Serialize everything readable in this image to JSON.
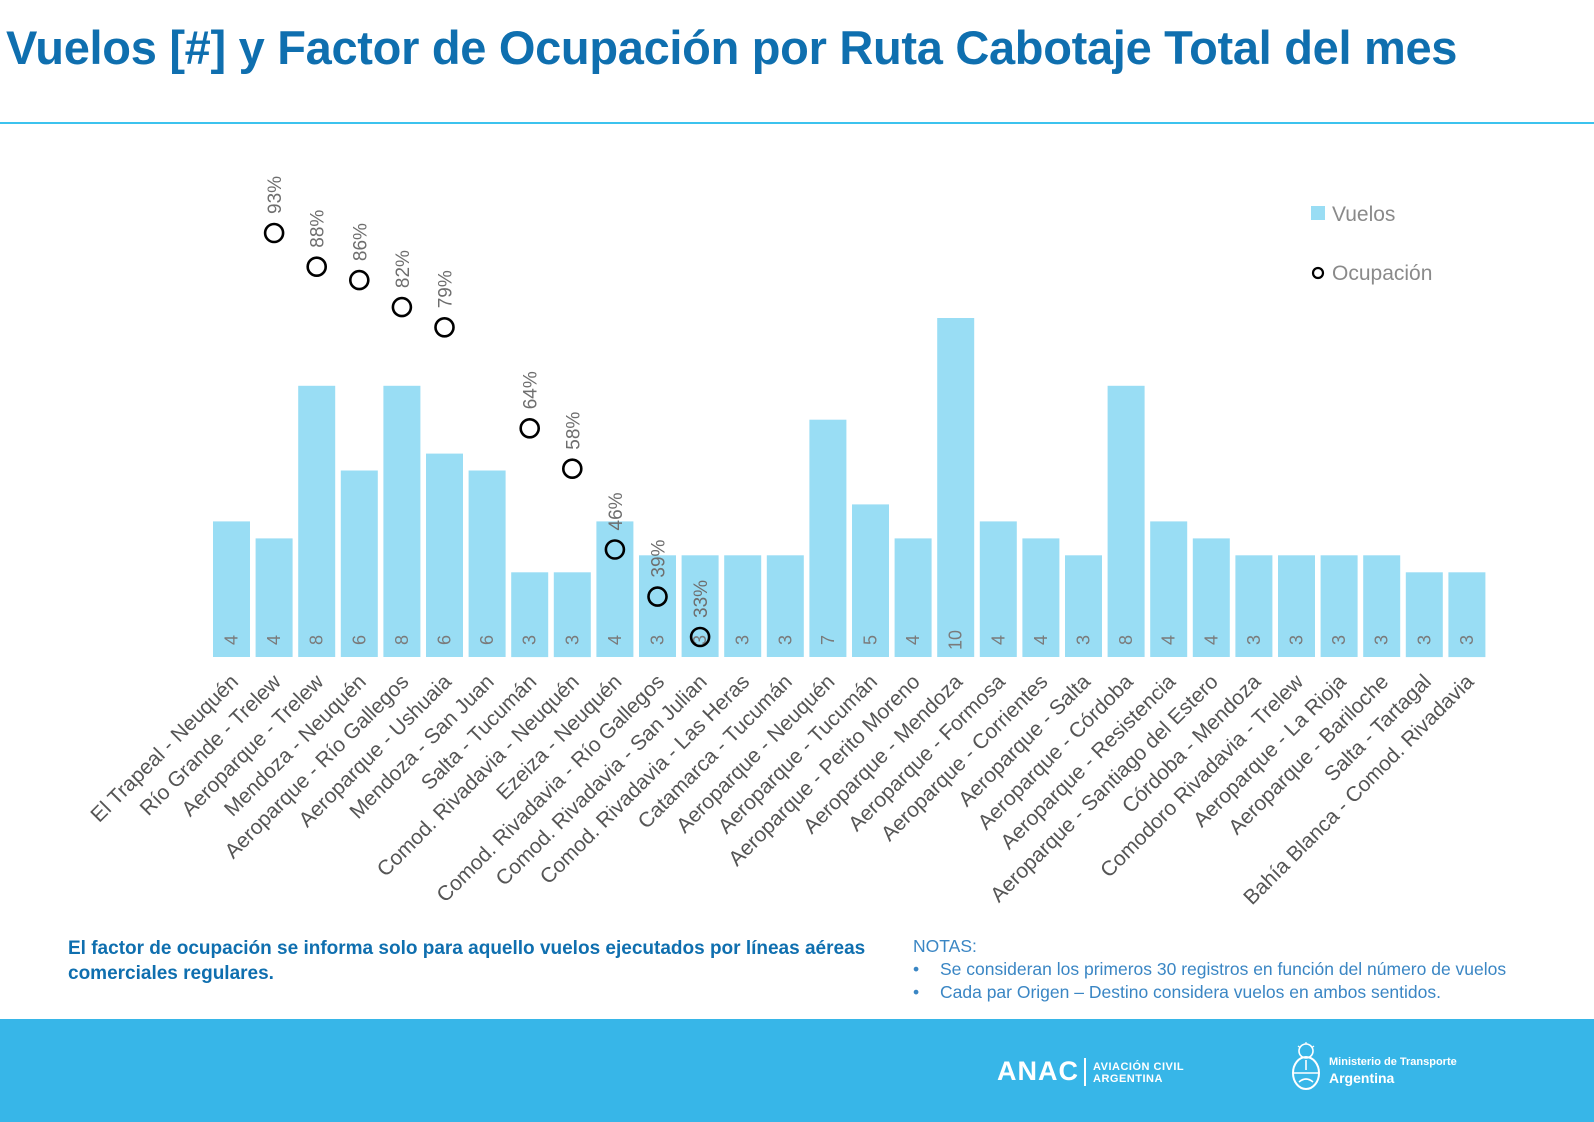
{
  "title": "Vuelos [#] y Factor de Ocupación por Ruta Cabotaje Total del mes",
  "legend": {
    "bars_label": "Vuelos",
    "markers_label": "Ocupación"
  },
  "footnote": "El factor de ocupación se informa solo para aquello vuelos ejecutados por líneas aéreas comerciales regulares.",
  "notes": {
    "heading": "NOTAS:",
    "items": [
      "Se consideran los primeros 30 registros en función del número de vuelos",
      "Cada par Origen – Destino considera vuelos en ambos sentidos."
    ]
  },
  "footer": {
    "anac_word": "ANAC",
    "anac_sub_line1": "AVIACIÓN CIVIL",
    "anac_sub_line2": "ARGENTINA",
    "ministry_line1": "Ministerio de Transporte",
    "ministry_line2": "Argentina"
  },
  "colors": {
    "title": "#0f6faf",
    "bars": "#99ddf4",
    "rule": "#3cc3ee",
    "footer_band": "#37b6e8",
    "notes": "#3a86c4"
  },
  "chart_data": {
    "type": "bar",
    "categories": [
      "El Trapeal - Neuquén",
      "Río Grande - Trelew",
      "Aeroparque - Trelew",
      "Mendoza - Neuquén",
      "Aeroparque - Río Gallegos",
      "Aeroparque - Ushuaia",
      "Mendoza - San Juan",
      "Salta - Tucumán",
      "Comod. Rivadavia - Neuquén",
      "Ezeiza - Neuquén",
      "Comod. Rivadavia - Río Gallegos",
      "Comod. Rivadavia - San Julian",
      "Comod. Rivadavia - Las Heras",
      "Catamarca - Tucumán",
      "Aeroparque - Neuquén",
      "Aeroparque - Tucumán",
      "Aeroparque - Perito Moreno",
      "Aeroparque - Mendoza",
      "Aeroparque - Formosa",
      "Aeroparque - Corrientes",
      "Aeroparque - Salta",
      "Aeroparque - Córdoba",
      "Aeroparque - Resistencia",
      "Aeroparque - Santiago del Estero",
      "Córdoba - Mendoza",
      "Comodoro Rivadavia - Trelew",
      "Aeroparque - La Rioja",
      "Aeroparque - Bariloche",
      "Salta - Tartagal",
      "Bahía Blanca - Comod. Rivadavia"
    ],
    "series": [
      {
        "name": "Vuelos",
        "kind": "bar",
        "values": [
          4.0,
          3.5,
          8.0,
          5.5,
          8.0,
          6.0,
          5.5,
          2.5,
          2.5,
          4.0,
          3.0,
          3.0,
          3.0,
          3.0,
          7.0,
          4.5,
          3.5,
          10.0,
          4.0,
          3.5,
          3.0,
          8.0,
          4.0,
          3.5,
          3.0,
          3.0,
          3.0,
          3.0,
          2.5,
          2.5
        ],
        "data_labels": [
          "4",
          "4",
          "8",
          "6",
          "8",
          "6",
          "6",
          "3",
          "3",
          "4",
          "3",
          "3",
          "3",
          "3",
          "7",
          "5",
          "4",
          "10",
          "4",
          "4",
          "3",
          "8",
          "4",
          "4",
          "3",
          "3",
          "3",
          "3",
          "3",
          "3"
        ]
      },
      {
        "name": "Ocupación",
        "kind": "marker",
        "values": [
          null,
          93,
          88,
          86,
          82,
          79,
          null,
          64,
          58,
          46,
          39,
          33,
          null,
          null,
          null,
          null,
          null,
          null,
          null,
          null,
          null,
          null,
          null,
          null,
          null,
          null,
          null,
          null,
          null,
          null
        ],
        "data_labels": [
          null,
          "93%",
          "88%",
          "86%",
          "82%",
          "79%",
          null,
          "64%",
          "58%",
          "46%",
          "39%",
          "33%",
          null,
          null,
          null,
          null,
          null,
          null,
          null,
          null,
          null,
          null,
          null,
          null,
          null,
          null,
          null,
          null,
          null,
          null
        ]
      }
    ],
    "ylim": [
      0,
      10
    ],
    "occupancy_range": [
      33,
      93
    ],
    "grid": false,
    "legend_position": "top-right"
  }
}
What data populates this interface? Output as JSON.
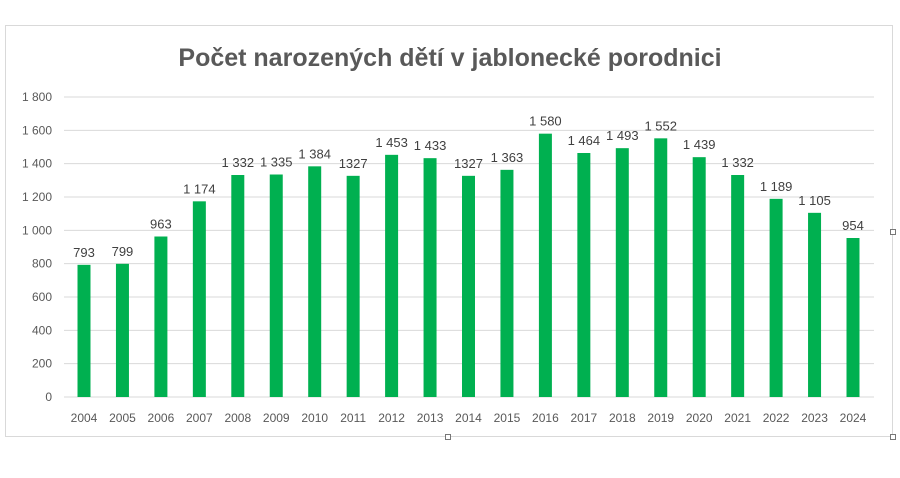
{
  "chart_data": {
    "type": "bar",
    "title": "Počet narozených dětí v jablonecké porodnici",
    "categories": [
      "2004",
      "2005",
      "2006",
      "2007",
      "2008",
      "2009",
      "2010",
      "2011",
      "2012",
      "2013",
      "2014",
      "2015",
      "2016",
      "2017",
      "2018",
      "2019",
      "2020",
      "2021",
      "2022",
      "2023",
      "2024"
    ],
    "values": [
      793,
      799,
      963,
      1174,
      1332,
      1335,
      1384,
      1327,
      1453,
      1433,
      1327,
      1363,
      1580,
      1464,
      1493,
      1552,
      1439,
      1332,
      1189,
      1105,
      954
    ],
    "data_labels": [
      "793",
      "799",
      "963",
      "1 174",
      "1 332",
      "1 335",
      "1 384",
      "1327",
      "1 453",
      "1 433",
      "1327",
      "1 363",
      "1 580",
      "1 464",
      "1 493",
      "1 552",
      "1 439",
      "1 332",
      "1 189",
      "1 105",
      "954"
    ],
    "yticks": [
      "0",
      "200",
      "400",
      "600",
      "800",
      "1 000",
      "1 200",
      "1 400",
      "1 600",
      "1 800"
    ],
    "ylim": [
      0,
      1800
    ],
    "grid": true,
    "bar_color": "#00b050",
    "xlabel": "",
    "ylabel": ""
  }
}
---+---
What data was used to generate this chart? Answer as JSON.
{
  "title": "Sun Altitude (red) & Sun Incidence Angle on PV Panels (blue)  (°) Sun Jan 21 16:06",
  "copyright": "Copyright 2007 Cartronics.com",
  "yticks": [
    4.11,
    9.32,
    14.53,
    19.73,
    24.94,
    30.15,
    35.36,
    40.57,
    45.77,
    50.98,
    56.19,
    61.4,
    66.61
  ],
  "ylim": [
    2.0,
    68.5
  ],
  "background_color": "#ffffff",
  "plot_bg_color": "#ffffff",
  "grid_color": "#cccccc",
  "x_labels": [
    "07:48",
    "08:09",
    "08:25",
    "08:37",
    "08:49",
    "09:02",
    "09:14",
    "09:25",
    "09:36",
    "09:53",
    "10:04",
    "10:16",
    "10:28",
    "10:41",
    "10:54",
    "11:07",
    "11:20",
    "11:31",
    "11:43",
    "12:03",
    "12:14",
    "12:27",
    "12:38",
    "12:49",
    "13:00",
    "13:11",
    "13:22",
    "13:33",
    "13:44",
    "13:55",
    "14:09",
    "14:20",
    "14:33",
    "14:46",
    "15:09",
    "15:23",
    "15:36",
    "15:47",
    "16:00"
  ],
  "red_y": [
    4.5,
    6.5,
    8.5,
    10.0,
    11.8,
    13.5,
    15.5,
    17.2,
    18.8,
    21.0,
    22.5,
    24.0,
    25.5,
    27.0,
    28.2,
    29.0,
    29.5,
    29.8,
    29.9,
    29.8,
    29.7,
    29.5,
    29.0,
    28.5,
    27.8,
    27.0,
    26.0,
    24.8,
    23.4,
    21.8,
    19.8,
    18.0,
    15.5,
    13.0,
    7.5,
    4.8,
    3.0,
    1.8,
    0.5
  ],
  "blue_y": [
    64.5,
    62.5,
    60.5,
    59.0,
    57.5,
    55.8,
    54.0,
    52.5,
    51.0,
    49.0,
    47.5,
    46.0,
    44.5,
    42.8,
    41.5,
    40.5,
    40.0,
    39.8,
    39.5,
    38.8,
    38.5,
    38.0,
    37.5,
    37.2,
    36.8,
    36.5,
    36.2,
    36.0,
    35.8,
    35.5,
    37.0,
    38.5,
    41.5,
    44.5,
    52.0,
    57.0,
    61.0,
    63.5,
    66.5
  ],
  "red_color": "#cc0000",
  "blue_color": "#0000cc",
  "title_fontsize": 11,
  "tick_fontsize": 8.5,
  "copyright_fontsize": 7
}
---+---
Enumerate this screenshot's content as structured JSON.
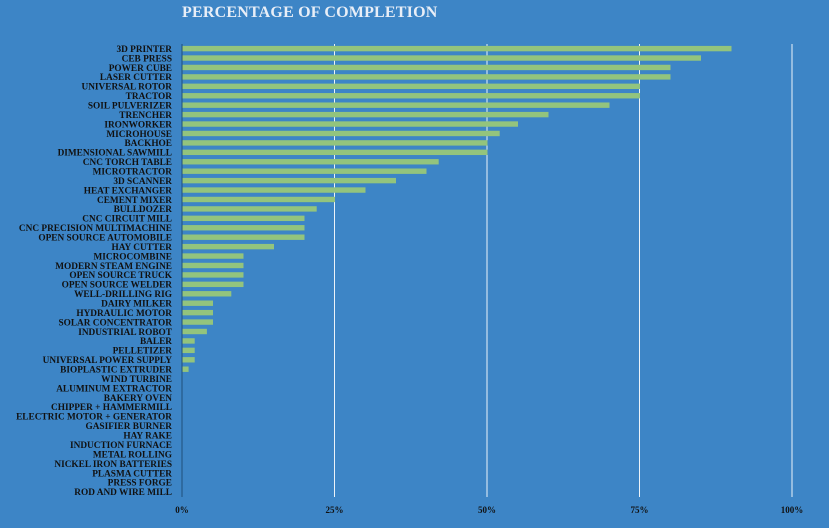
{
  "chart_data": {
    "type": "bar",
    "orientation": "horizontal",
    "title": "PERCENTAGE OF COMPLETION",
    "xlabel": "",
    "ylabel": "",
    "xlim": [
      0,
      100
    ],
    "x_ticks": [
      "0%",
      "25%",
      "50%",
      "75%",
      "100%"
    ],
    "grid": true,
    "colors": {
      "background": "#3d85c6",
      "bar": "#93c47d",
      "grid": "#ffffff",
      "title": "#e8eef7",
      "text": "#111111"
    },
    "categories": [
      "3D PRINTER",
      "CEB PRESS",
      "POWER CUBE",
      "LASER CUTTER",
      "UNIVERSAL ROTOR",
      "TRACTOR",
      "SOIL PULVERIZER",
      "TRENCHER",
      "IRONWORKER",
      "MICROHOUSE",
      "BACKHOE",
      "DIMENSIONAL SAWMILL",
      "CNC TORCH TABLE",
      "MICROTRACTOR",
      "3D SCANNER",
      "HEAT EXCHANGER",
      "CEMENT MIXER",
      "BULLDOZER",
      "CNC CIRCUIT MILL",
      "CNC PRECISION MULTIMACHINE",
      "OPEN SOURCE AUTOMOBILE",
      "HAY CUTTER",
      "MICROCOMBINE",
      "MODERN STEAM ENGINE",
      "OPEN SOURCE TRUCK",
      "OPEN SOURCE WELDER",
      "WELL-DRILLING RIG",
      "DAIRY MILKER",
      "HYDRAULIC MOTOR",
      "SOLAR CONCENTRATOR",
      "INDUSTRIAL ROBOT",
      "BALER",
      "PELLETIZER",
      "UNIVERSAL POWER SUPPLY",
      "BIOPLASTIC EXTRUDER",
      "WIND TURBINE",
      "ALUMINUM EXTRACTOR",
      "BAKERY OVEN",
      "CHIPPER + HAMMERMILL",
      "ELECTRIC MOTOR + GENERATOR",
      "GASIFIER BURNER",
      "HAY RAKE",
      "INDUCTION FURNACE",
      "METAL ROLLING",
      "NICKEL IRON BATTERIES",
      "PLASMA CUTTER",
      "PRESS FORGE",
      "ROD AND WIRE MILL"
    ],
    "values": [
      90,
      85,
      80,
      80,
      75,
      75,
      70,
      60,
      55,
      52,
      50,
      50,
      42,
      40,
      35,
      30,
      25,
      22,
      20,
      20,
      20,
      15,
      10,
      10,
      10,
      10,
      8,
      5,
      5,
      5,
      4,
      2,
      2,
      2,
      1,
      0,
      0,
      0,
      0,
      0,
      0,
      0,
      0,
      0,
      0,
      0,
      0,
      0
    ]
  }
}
---+---
What you should do: From the entries above, copy every line that holds the word "ffffff".

Written response:
  "background_color": "#ffffff",
  "plot_bg_color": "#ffffff",
      "grid": "#ffffff",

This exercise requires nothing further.